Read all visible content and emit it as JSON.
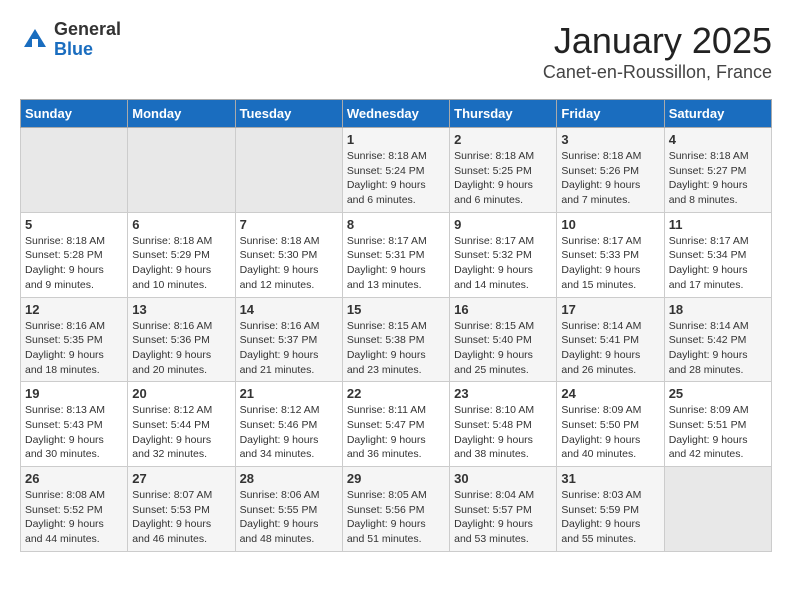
{
  "header": {
    "logo_general": "General",
    "logo_blue": "Blue",
    "month_title": "January 2025",
    "location": "Canet-en-Roussillon, France"
  },
  "weekdays": [
    "Sunday",
    "Monday",
    "Tuesday",
    "Wednesday",
    "Thursday",
    "Friday",
    "Saturday"
  ],
  "weeks": [
    [
      {
        "day": "",
        "sunrise": "",
        "sunset": "",
        "daylight": "",
        "empty": true
      },
      {
        "day": "",
        "sunrise": "",
        "sunset": "",
        "daylight": "",
        "empty": true
      },
      {
        "day": "",
        "sunrise": "",
        "sunset": "",
        "daylight": "",
        "empty": true
      },
      {
        "day": "1",
        "sunrise": "Sunrise: 8:18 AM",
        "sunset": "Sunset: 5:24 PM",
        "daylight": "Daylight: 9 hours and 6 minutes."
      },
      {
        "day": "2",
        "sunrise": "Sunrise: 8:18 AM",
        "sunset": "Sunset: 5:25 PM",
        "daylight": "Daylight: 9 hours and 6 minutes."
      },
      {
        "day": "3",
        "sunrise": "Sunrise: 8:18 AM",
        "sunset": "Sunset: 5:26 PM",
        "daylight": "Daylight: 9 hours and 7 minutes."
      },
      {
        "day": "4",
        "sunrise": "Sunrise: 8:18 AM",
        "sunset": "Sunset: 5:27 PM",
        "daylight": "Daylight: 9 hours and 8 minutes."
      }
    ],
    [
      {
        "day": "5",
        "sunrise": "Sunrise: 8:18 AM",
        "sunset": "Sunset: 5:28 PM",
        "daylight": "Daylight: 9 hours and 9 minutes."
      },
      {
        "day": "6",
        "sunrise": "Sunrise: 8:18 AM",
        "sunset": "Sunset: 5:29 PM",
        "daylight": "Daylight: 9 hours and 10 minutes."
      },
      {
        "day": "7",
        "sunrise": "Sunrise: 8:18 AM",
        "sunset": "Sunset: 5:30 PM",
        "daylight": "Daylight: 9 hours and 12 minutes."
      },
      {
        "day": "8",
        "sunrise": "Sunrise: 8:17 AM",
        "sunset": "Sunset: 5:31 PM",
        "daylight": "Daylight: 9 hours and 13 minutes."
      },
      {
        "day": "9",
        "sunrise": "Sunrise: 8:17 AM",
        "sunset": "Sunset: 5:32 PM",
        "daylight": "Daylight: 9 hours and 14 minutes."
      },
      {
        "day": "10",
        "sunrise": "Sunrise: 8:17 AM",
        "sunset": "Sunset: 5:33 PM",
        "daylight": "Daylight: 9 hours and 15 minutes."
      },
      {
        "day": "11",
        "sunrise": "Sunrise: 8:17 AM",
        "sunset": "Sunset: 5:34 PM",
        "daylight": "Daylight: 9 hours and 17 minutes."
      }
    ],
    [
      {
        "day": "12",
        "sunrise": "Sunrise: 8:16 AM",
        "sunset": "Sunset: 5:35 PM",
        "daylight": "Daylight: 9 hours and 18 minutes."
      },
      {
        "day": "13",
        "sunrise": "Sunrise: 8:16 AM",
        "sunset": "Sunset: 5:36 PM",
        "daylight": "Daylight: 9 hours and 20 minutes."
      },
      {
        "day": "14",
        "sunrise": "Sunrise: 8:16 AM",
        "sunset": "Sunset: 5:37 PM",
        "daylight": "Daylight: 9 hours and 21 minutes."
      },
      {
        "day": "15",
        "sunrise": "Sunrise: 8:15 AM",
        "sunset": "Sunset: 5:38 PM",
        "daylight": "Daylight: 9 hours and 23 minutes."
      },
      {
        "day": "16",
        "sunrise": "Sunrise: 8:15 AM",
        "sunset": "Sunset: 5:40 PM",
        "daylight": "Daylight: 9 hours and 25 minutes."
      },
      {
        "day": "17",
        "sunrise": "Sunrise: 8:14 AM",
        "sunset": "Sunset: 5:41 PM",
        "daylight": "Daylight: 9 hours and 26 minutes."
      },
      {
        "day": "18",
        "sunrise": "Sunrise: 8:14 AM",
        "sunset": "Sunset: 5:42 PM",
        "daylight": "Daylight: 9 hours and 28 minutes."
      }
    ],
    [
      {
        "day": "19",
        "sunrise": "Sunrise: 8:13 AM",
        "sunset": "Sunset: 5:43 PM",
        "daylight": "Daylight: 9 hours and 30 minutes."
      },
      {
        "day": "20",
        "sunrise": "Sunrise: 8:12 AM",
        "sunset": "Sunset: 5:44 PM",
        "daylight": "Daylight: 9 hours and 32 minutes."
      },
      {
        "day": "21",
        "sunrise": "Sunrise: 8:12 AM",
        "sunset": "Sunset: 5:46 PM",
        "daylight": "Daylight: 9 hours and 34 minutes."
      },
      {
        "day": "22",
        "sunrise": "Sunrise: 8:11 AM",
        "sunset": "Sunset: 5:47 PM",
        "daylight": "Daylight: 9 hours and 36 minutes."
      },
      {
        "day": "23",
        "sunrise": "Sunrise: 8:10 AM",
        "sunset": "Sunset: 5:48 PM",
        "daylight": "Daylight: 9 hours and 38 minutes."
      },
      {
        "day": "24",
        "sunrise": "Sunrise: 8:09 AM",
        "sunset": "Sunset: 5:50 PM",
        "daylight": "Daylight: 9 hours and 40 minutes."
      },
      {
        "day": "25",
        "sunrise": "Sunrise: 8:09 AM",
        "sunset": "Sunset: 5:51 PM",
        "daylight": "Daylight: 9 hours and 42 minutes."
      }
    ],
    [
      {
        "day": "26",
        "sunrise": "Sunrise: 8:08 AM",
        "sunset": "Sunset: 5:52 PM",
        "daylight": "Daylight: 9 hours and 44 minutes."
      },
      {
        "day": "27",
        "sunrise": "Sunrise: 8:07 AM",
        "sunset": "Sunset: 5:53 PM",
        "daylight": "Daylight: 9 hours and 46 minutes."
      },
      {
        "day": "28",
        "sunrise": "Sunrise: 8:06 AM",
        "sunset": "Sunset: 5:55 PM",
        "daylight": "Daylight: 9 hours and 48 minutes."
      },
      {
        "day": "29",
        "sunrise": "Sunrise: 8:05 AM",
        "sunset": "Sunset: 5:56 PM",
        "daylight": "Daylight: 9 hours and 51 minutes."
      },
      {
        "day": "30",
        "sunrise": "Sunrise: 8:04 AM",
        "sunset": "Sunset: 5:57 PM",
        "daylight": "Daylight: 9 hours and 53 minutes."
      },
      {
        "day": "31",
        "sunrise": "Sunrise: 8:03 AM",
        "sunset": "Sunset: 5:59 PM",
        "daylight": "Daylight: 9 hours and 55 minutes."
      },
      {
        "day": "",
        "sunrise": "",
        "sunset": "",
        "daylight": "",
        "empty": true
      }
    ]
  ]
}
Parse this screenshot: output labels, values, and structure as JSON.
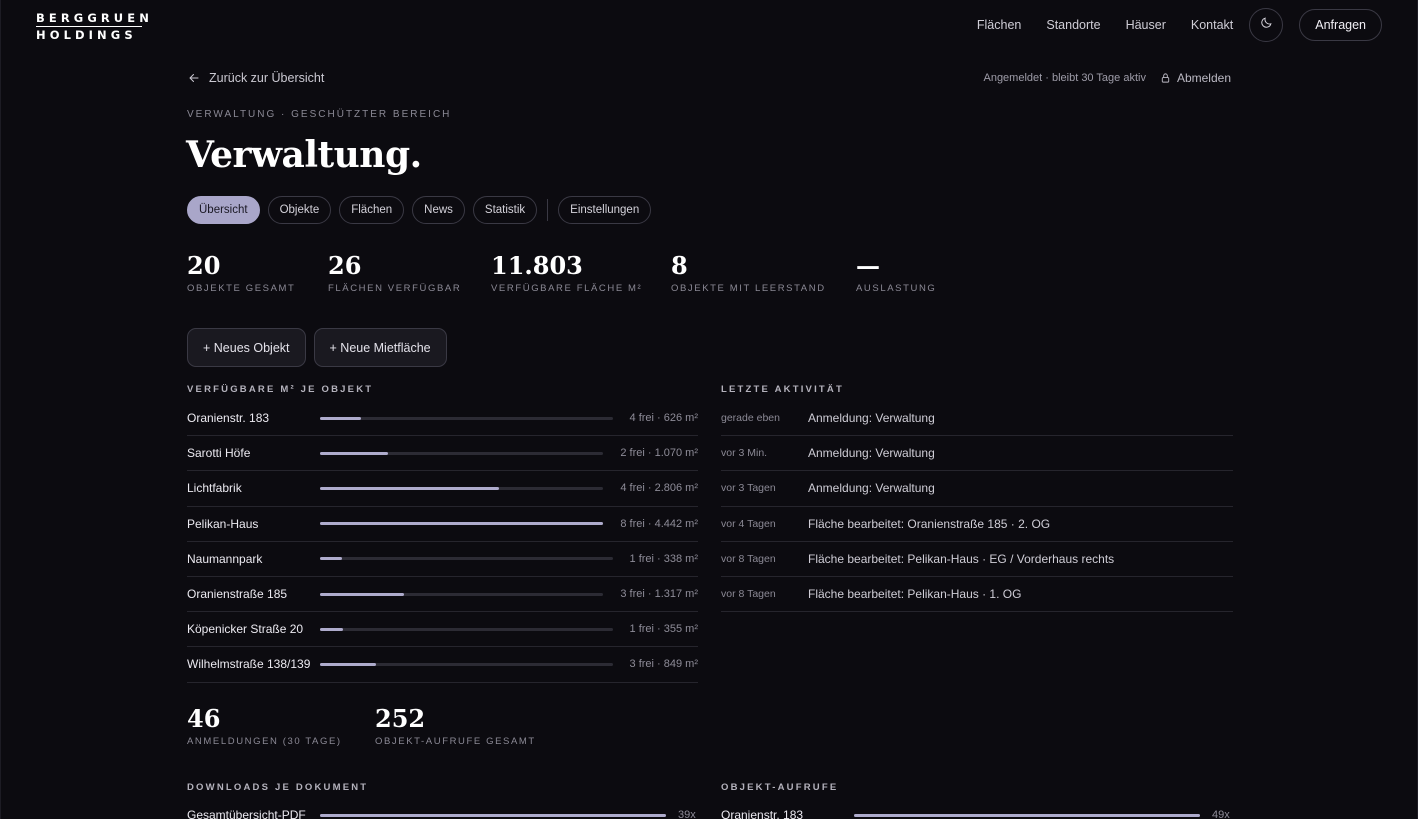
§
**WHAT THE TASK REQUIRES**
Copy every line of the records above that holds the word "JSON".

**FINAL RESULT**
Read all visible content and emit it as JSON.
Parse this screenshot: output labels, values, and structure as JSON.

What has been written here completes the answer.